__Data listing__
☆ ☆ ☆ ☆ ☆ ☆ ☆

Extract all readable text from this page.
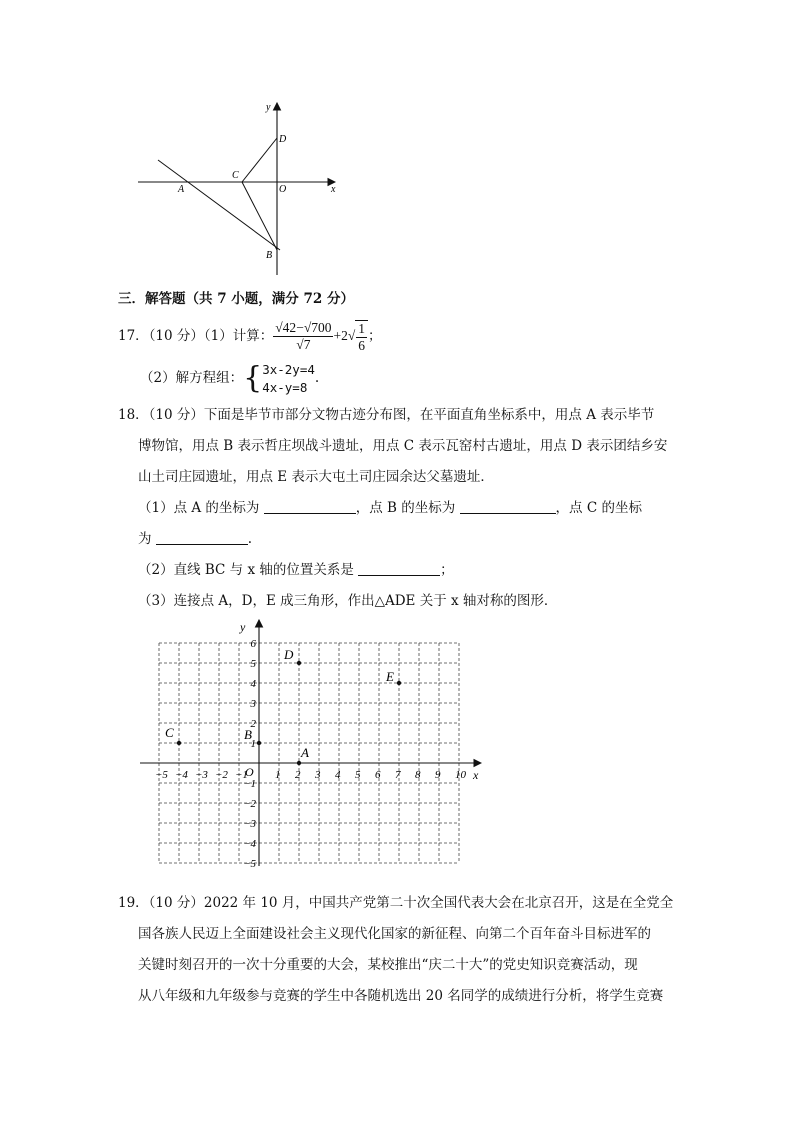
y
D
C
A	O	x
B
三．解答题（共 7 小题，满分 72 分）
17．（10 分）（1）计算： $\frac{√42-√700}{√7} +2√ \frac{1}{6}$ ；
（2）解方程组：{ 3x-2y=4
4x-y=8
.
18．（10 分）下面是毕节市部分文物古迹分布图，在平面直角坐标系中，用点 A 表示毕节
博物馆，用点 B 表示哲庄坝战斗遗址，用点 C 表示瓦窑村古遗址，用点 D 表示团结乡安
山土司庄园遗址，用点 E 表示大屯土司庄园余达父墓遗址．
（1）点 A 的坐标为	，点 B 的坐标为	，点 C 的坐标
为	.
（2）直线 BC 与 x 轴的位置关系是	；
（3）连接点 A，D，E 成三角形，作出△ADE 关于 x 轴对称的图形．
x
y
O
−5 −4 −3 −2 −1 1 2 3 4 5 6 7 8 9 10
6
5
4
3
2
1
−1
−2
−3
−4
−5
A
B
C
D
E
19．（10 分）2022 年 10 月，中国共产党第二十次全国代表大会在北京召开，这是在全党全
国各族人民迈上全面建设社会主义现代化国家的新征程、向第二个百年奋斗目标进军的
关键时刻召开的一次十分重要的大会，某校推出“庆二十大”的党史知识竞赛活动，现
从八年级和九年级参与竞赛的学生中各随机选出 20 名同学的成绩进行分析，将学生竞赛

☆ ☆ ☆ ☆ ☆ ☆ ☆

__Aim of the exercise__
Pictures stay out of the copy; please restate every record above exactly.

__Answer for the task__
Extract all readable text from this page.
y
D
C
A	O	x
B
三．解答题（共 7 小题，满分 72 分）
17．（10 分）（1）计算： $\frac{√42-√700}{√7} +2√ \frac{1}{6}$ ；
（2）解方程组：{ 3x-2y=4
4x-y=8
.
18．（10 分）下面是毕节市部分文物古迹分布图，在平面直角坐标系中，用点 A 表示毕节
博物馆，用点 B 表示哲庄坝战斗遗址，用点 C 表示瓦窑村古遗址，用点 D 表示团结乡安
山土司庄园遗址，用点 E 表示大屯土司庄园余达父墓遗址．
（1）点 A 的坐标为	，点 B 的坐标为	，点 C 的坐标
为	.
（2）直线 BC 与 x 轴的位置关系是	；
（3）连接点 A，D，E 成三角形，作出△ADE 关于 x 轴对称的图形．
x
y
O
−5 −4 −3 −2 −1 1 2 3 4 5 6 7 8 9 10
6
5
4
3
2
1
−1
−2
−3
−4
−5
A
B
C
D
E
19．（10 分）2022 年 10 月，中国共产党第二十次全国代表大会在北京召开，这是在全党全
国各族人民迈上全面建设社会主义现代化国家的新征程、向第二个百年奋斗目标进军的
关键时刻召开的一次十分重要的大会，某校推出“庆二十大”的党史知识竞赛活动，现
从八年级和九年级参与竞赛的学生中各随机选出 20 名同学的成绩进行分析，将学生竞赛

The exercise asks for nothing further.